OBJECTIVE: Would you transcribe the listing that follows, character for character, and omit its images?

(Stored records)
------------
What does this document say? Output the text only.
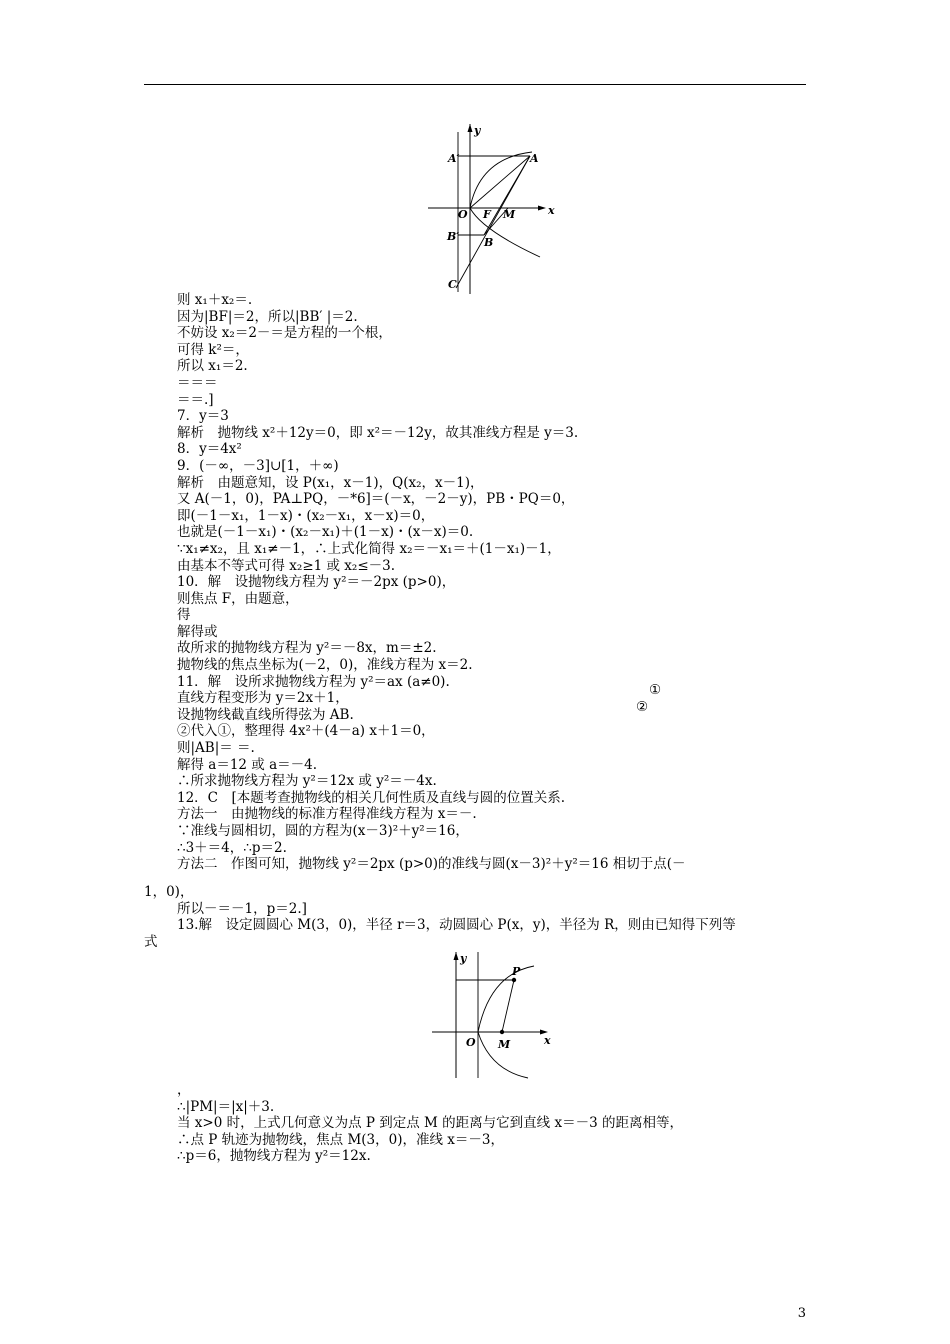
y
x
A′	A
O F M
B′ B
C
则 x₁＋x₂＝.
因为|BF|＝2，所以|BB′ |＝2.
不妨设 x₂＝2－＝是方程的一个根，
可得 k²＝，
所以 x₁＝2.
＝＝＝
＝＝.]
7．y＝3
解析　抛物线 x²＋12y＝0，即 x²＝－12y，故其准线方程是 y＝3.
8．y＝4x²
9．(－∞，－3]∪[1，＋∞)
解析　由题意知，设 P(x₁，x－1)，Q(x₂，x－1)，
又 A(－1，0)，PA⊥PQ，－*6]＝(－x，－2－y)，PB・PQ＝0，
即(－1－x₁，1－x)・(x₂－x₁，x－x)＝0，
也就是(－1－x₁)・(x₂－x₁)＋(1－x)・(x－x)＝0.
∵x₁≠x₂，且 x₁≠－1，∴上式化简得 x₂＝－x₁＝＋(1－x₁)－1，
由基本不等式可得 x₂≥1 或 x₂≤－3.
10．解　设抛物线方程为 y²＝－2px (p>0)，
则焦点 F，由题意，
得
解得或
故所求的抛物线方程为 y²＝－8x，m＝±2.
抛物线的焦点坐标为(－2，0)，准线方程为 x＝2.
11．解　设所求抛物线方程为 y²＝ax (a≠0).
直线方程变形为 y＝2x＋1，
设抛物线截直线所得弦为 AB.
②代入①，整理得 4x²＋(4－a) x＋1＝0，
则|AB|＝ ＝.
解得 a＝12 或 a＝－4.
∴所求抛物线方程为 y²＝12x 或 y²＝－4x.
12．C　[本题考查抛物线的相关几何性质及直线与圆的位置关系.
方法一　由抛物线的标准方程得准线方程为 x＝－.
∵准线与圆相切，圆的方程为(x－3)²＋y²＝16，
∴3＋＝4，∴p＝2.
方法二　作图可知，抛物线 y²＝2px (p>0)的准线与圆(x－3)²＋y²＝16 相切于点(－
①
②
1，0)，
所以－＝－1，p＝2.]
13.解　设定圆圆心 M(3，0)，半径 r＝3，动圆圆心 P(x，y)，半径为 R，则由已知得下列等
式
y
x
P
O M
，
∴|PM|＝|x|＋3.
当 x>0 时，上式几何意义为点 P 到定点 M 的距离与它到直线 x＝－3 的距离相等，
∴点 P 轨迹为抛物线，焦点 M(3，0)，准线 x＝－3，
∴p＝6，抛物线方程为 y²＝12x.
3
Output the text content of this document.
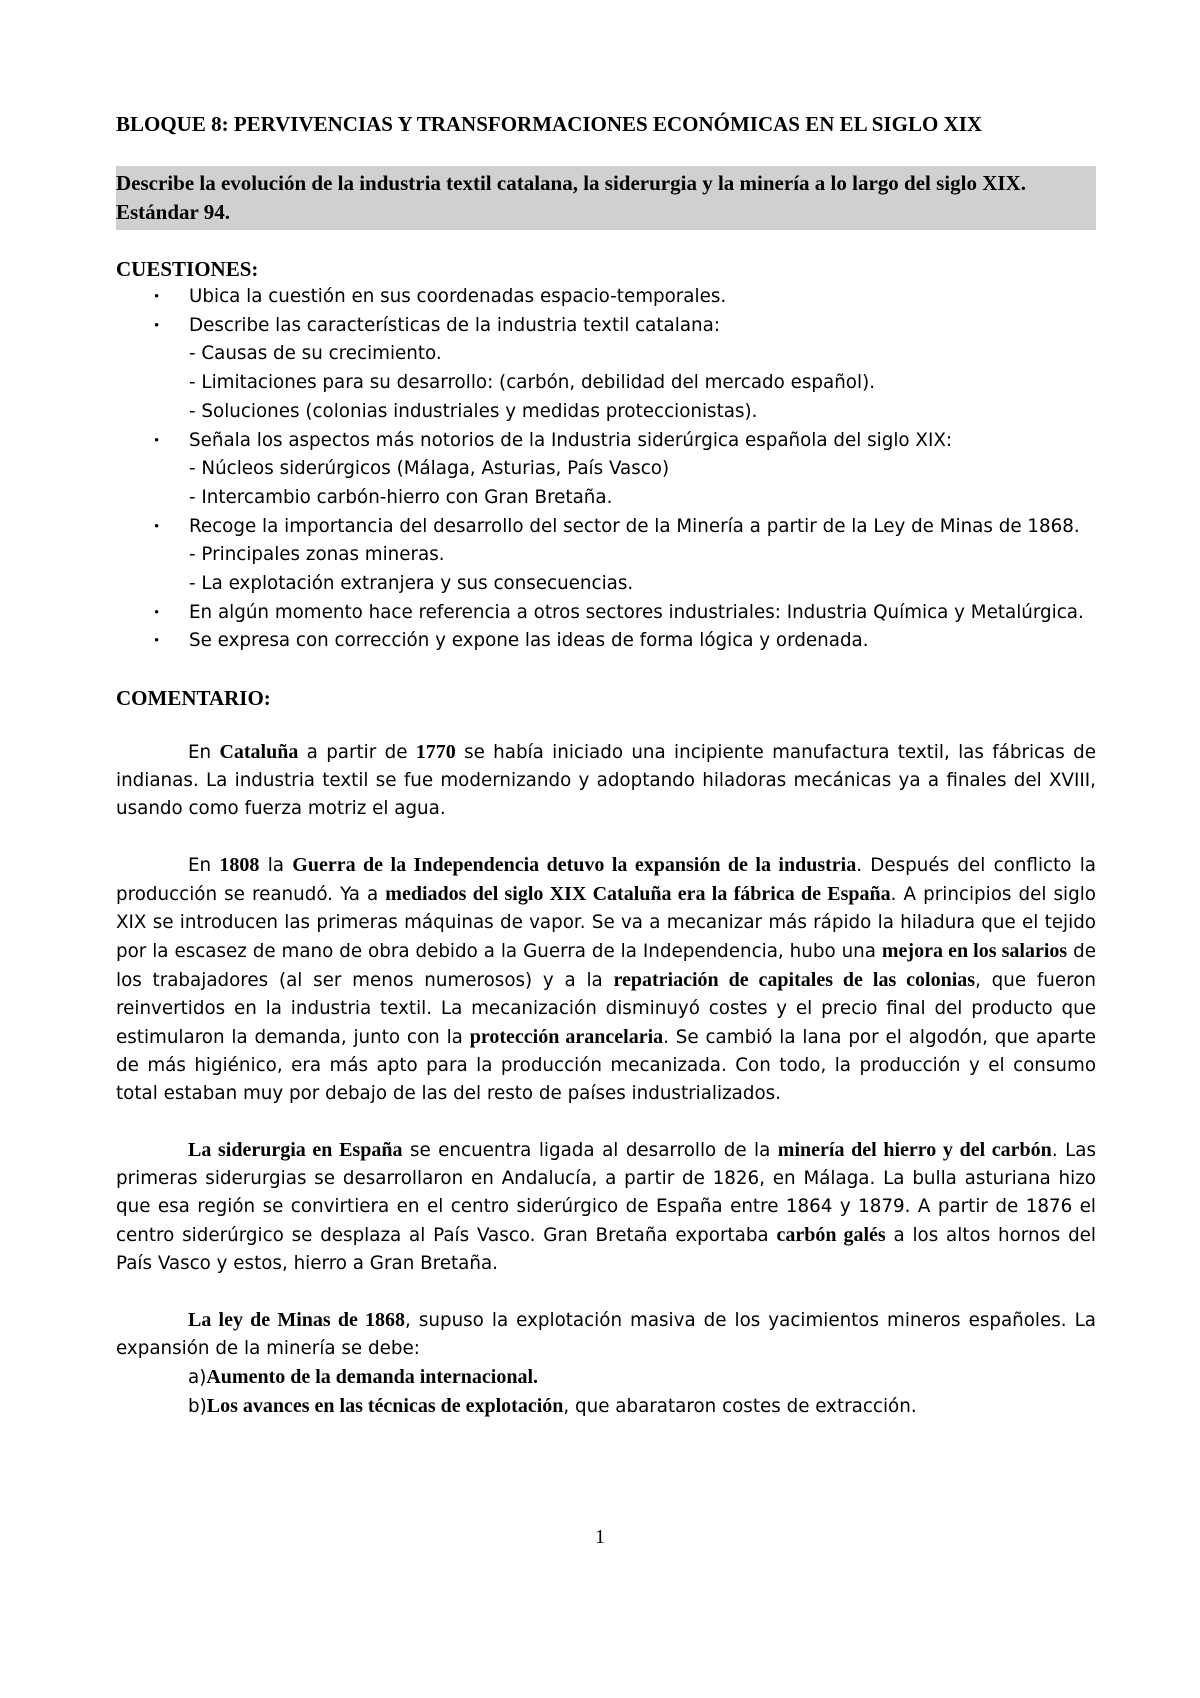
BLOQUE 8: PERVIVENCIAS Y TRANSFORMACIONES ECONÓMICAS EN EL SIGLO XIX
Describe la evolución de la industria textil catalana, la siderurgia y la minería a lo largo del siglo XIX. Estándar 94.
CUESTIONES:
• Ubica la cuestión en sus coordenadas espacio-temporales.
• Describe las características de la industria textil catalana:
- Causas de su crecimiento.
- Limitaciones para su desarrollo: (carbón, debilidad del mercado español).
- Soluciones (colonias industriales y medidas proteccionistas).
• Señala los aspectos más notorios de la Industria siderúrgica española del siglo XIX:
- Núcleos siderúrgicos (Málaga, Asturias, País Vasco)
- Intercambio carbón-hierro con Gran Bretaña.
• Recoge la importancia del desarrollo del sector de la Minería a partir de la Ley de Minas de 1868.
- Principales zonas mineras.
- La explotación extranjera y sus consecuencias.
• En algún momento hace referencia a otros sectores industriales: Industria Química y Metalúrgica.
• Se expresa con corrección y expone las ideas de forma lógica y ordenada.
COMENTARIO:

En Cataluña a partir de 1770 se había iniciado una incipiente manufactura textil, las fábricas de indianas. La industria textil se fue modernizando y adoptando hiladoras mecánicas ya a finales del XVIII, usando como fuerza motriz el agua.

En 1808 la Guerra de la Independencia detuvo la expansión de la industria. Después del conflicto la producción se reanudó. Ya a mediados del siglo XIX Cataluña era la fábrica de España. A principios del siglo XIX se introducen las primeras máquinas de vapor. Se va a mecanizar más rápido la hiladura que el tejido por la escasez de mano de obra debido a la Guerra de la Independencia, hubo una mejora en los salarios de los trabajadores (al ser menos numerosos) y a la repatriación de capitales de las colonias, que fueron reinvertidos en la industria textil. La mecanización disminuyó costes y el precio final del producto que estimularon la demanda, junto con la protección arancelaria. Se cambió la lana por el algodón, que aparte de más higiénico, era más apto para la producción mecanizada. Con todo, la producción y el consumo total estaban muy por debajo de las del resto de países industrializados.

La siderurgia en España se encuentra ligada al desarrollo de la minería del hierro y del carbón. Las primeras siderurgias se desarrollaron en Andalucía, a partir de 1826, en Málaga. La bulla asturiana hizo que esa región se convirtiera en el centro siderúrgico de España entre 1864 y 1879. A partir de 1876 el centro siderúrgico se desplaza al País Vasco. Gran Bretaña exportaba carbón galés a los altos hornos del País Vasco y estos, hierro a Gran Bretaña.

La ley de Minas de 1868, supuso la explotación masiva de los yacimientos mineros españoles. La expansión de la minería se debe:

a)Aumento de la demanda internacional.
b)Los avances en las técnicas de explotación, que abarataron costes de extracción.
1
------------
WRITTEN SOLUTION:
What does this document say? Output the text only.
y
x
A′	A
O F M
B′ B
C
则 x₁＋x₂＝.
因为|BF|＝2，所以|BB′ |＝2.
不妨设 x₂＝2－＝是方程的一个根，
可得 k²＝，
所以 x₁＝2.
＝＝＝
＝＝.]
7．y＝3
解析　抛物线 x²＋12y＝0，即 x²＝－12y，故其准线方程是 y＝3.
8．y＝4x²
9．(－∞，－3]∪[1，＋∞)
解析　由题意知，设 P(x₁，x－1)，Q(x₂，x－1)，
又 A(－1，0)，PA⊥PQ，－*6]＝(－x，－2－y)，PB・PQ＝0，
即(－1－x₁，1－x)・(x₂－x₁，x－x)＝0，
也就是(－1－x₁)・(x₂－x₁)＋(1－x)・(x－x)＝0.
∵x₁≠x₂，且 x₁≠－1，∴上式化简得 x₂＝－x₁＝＋(1－x₁)－1，
由基本不等式可得 x₂≥1 或 x₂≤－3.
10．解　设抛物线方程为 y²＝－2px (p>0)，
则焦点 F，由题意，
得
解得或
故所求的抛物线方程为 y²＝－8x，m＝±2.
抛物线的焦点坐标为(－2，0)，准线方程为 x＝2.
11．解　设所求抛物线方程为 y²＝ax (a≠0).
直线方程变形为 y＝2x＋1，
设抛物线截直线所得弦为 AB.
②代入①，整理得 4x²＋(4－a) x＋1＝0，
则|AB|＝ ＝.
解得 a＝12 或 a＝－4.
∴所求抛物线方程为 y²＝12x 或 y²＝－4x.
12．C　[本题考查抛物线的相关几何性质及直线与圆的位置关系.
方法一　由抛物线的标准方程得准线方程为 x＝－.
∵准线与圆相切，圆的方程为(x－3)²＋y²＝16，
∴3＋＝4，∴p＝2.
方法二　作图可知，抛物线 y²＝2px (p>0)的准线与圆(x－3)²＋y²＝16 相切于点(－
①
②
1，0)，
所以－＝－1，p＝2.]
13.解　设定圆圆心 M(3，0)，半径 r＝3，动圆圆心 P(x，y)，半径为 R，则由已知得下列等
式
y
x
P
O M
，
∴|PM|＝|x|＋3.
当 x>0 时，上式几何意义为点 P 到定点 M 的距离与它到直线 x＝－3 的距离相等，
∴点 P 轨迹为抛物线，焦点 M(3，0)，准线 x＝－3，
∴p＝6，抛物线方程为 y²＝12x.
3
Output the text content of this document.
BLOQUE 8: PERVIVENCIAS Y TRANSFORMACIONES ECONÓMICAS EN EL SIGLO XIX
Describe la evolución de la industria textil catalana, la siderurgia y la minería a lo largo del siglo XIX. Estándar 94.
CUESTIONES:
• Ubica la cuestión en sus coordenadas espacio-temporales.
• Describe las características de la industria textil catalana:
- Causas de su crecimiento.
- Limitaciones para su desarrollo: (carbón, debilidad del mercado español).
- Soluciones (colonias industriales y medidas proteccionistas).
• Señala los aspectos más notorios de la Industria siderúrgica española del siglo XIX:
- Núcleos siderúrgicos (Málaga, Asturias, País Vasco)
- Intercambio carbón-hierro con Gran Bretaña.
• Recoge la importancia del desarrollo del sector de la Minería a partir de la Ley de Minas de 1868.
- Principales zonas mineras.
- La explotación extranjera y sus consecuencias.
• En algún momento hace referencia a otros sectores industriales: Industria Química y Metalúrgica.
• Se expresa con corrección y expone las ideas de forma lógica y ordenada.
COMENTARIO:

En Cataluña a partir de 1770 se había iniciado una incipiente manufactura textil, las fábricas de indianas. La industria textil se fue modernizando y adoptando hiladoras mecánicas ya a finales del XVIII, usando como fuerza motriz el agua.

En 1808 la Guerra de la Independencia detuvo la expansión de la industria. Después del conflicto la producción se reanudó. Ya a mediados del siglo XIX Cataluña era la fábrica de España. A principios del siglo XIX se introducen las primeras máquinas de vapor. Se va a mecanizar más rápido la hiladura que el tejido por la escasez de mano de obra debido a la Guerra de la Independencia, hubo una mejora en los salarios de los trabajadores (al ser menos numerosos) y a la repatriación de capitales de las colonias, que fueron reinvertidos en la industria textil. La mecanización disminuyó costes y el precio final del producto que estimularon la demanda, junto con la protección arancelaria. Se cambió la lana por el algodón, que aparte de más higiénico, era más apto para la producción mecanizada. Con todo, la producción y el consumo total estaban muy por debajo de las del resto de países industrializados.

La siderurgia en España se encuentra ligada al desarrollo de la minería del hierro y del carbón. Las primeras siderurgias se desarrollaron en Andalucía, a partir de 1826, en Málaga. La bulla asturiana hizo que esa región se convirtiera en el centro siderúrgico de España entre 1864 y 1879. A partir de 1876 el centro siderúrgico se desplaza al País Vasco. Gran Bretaña exportaba carbón galés a los altos hornos del País Vasco y estos, hierro a Gran Bretaña.

La ley de Minas de 1868, supuso la explotación masiva de los yacimientos mineros españoles. La expansión de la minería se debe:

a)Aumento de la demanda internacional.
b)Los avances en las técnicas de explotación, que abarataron costes de extracción.
1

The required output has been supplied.